Dataset items:
--

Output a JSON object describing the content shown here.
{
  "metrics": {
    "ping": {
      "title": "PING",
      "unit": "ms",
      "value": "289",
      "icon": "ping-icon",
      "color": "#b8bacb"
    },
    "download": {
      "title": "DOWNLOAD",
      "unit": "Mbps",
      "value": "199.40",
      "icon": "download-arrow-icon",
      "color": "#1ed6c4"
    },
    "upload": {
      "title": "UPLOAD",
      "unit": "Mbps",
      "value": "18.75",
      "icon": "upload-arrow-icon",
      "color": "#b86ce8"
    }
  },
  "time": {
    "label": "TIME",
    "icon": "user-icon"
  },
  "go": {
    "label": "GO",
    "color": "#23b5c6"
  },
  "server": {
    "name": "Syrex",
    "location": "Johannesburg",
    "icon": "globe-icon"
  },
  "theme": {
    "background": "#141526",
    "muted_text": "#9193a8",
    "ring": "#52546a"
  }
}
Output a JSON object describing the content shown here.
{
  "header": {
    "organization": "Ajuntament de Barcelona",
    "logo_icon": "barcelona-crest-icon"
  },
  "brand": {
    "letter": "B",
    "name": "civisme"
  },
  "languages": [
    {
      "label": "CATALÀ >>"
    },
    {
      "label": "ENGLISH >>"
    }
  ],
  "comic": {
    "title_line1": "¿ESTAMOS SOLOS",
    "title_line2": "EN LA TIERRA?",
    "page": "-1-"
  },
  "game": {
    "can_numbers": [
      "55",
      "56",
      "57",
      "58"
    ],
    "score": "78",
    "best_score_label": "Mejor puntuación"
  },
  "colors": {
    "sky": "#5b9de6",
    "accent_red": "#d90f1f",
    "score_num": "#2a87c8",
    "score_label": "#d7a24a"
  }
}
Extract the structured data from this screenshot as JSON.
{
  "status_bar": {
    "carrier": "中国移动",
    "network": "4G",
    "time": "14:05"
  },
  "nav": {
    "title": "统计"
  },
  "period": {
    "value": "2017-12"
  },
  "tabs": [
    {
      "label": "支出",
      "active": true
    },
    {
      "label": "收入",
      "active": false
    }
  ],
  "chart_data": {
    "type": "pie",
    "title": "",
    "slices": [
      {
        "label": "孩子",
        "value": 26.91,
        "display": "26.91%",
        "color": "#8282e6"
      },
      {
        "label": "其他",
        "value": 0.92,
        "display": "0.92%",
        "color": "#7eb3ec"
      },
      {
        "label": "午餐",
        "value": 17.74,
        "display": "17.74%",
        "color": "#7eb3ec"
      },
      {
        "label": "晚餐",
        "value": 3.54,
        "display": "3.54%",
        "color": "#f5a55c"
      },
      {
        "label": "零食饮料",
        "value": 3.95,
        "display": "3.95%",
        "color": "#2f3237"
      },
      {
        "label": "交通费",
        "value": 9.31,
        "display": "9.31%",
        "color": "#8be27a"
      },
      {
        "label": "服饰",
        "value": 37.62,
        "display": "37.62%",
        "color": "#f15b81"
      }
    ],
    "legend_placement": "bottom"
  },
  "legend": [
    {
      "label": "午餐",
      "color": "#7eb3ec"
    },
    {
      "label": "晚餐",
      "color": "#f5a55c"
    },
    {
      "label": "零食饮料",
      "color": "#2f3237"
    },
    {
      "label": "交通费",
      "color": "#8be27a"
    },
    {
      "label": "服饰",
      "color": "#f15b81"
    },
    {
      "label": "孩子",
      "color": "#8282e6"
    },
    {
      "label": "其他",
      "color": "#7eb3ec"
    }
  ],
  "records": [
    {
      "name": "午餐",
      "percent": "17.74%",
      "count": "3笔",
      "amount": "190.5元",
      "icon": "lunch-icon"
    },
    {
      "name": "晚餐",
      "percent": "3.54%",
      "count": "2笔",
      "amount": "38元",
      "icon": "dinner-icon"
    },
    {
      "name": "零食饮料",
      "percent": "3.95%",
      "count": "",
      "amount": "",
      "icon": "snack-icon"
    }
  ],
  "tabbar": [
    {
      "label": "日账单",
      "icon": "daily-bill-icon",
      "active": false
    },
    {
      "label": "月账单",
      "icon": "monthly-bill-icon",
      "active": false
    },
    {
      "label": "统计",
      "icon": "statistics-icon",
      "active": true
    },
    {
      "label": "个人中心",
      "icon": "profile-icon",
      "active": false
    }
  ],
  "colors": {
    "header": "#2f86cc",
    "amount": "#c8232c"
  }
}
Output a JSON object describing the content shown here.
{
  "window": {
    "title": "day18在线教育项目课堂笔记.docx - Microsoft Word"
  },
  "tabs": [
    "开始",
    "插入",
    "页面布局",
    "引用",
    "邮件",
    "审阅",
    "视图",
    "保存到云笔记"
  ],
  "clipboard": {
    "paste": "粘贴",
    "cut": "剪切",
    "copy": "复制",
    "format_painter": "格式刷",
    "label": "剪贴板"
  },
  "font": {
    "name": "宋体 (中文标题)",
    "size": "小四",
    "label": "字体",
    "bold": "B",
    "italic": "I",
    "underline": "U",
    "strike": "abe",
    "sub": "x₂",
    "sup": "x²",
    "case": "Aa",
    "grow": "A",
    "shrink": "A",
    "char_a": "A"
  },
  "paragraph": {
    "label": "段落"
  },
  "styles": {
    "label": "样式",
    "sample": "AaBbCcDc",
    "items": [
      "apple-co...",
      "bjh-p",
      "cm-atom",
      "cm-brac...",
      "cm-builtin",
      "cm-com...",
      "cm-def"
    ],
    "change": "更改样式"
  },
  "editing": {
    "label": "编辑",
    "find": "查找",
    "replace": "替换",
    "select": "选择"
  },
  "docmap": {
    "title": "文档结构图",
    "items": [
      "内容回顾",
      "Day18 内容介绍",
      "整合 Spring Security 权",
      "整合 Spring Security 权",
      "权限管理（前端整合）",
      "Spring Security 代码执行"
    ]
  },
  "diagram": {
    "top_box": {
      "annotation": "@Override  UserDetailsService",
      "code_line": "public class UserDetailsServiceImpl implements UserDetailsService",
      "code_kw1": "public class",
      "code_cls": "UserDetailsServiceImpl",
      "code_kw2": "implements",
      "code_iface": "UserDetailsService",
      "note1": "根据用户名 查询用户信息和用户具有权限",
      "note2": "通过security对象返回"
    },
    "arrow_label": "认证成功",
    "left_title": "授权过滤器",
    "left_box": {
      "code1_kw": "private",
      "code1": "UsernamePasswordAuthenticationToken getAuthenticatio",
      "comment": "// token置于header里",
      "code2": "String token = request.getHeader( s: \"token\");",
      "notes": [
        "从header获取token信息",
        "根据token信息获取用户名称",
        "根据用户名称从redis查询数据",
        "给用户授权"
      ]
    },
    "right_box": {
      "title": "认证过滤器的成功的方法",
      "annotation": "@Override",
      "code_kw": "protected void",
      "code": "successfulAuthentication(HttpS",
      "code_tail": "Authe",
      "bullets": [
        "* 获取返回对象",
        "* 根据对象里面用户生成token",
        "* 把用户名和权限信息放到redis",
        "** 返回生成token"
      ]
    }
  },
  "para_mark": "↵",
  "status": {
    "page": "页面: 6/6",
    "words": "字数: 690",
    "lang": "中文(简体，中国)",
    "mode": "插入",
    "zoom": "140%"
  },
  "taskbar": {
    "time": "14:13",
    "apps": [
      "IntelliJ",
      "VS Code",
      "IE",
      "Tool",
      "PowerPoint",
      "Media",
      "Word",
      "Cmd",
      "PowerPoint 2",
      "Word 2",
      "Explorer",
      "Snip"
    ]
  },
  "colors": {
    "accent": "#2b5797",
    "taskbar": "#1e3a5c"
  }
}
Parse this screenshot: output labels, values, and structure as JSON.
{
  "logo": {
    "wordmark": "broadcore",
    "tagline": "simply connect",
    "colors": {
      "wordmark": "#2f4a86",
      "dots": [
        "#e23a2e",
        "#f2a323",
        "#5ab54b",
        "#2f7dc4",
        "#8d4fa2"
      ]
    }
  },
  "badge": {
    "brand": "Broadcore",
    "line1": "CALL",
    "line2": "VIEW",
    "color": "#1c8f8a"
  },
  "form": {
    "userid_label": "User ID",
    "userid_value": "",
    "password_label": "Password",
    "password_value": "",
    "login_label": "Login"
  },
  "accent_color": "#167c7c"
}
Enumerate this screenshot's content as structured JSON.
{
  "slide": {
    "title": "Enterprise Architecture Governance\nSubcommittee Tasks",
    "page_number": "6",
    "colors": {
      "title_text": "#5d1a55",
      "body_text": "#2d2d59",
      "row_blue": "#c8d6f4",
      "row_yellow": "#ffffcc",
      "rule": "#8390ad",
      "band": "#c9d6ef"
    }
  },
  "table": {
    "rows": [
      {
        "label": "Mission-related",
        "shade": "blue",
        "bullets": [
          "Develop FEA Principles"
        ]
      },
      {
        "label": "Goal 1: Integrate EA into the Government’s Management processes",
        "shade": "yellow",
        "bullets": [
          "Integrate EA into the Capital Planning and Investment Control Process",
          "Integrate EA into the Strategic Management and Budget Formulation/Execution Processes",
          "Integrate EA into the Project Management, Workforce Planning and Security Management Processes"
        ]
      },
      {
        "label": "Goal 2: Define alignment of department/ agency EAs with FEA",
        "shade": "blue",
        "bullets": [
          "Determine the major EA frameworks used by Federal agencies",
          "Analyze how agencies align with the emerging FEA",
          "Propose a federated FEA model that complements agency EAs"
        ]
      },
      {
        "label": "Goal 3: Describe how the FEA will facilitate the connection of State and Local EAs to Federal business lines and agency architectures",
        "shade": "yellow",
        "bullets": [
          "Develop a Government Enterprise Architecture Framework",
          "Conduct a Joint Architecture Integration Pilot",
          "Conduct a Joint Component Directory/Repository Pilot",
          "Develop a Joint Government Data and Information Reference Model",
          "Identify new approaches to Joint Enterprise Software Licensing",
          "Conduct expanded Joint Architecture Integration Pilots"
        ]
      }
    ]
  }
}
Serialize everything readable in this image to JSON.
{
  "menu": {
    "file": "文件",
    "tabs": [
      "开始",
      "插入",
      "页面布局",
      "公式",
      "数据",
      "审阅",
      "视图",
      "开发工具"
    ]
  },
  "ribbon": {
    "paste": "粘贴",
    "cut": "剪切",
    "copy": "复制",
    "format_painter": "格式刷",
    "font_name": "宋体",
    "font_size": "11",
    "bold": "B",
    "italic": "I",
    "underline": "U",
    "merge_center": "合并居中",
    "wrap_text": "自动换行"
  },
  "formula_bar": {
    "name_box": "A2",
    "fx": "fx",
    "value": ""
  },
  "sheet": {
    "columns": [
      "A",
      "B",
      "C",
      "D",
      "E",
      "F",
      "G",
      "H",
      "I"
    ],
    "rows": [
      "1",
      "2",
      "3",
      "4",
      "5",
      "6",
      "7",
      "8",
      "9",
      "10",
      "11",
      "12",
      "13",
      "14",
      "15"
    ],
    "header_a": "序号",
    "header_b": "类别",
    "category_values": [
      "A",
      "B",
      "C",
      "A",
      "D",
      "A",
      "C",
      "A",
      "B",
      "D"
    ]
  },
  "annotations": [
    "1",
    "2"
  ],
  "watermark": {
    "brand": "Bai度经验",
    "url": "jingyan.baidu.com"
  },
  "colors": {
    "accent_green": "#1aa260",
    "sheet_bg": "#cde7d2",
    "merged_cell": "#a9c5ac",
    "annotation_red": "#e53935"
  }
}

--

### [What you will do]
Of the lines above, how many hold the word "Develop"? Say the number alone.

### [Result below]
3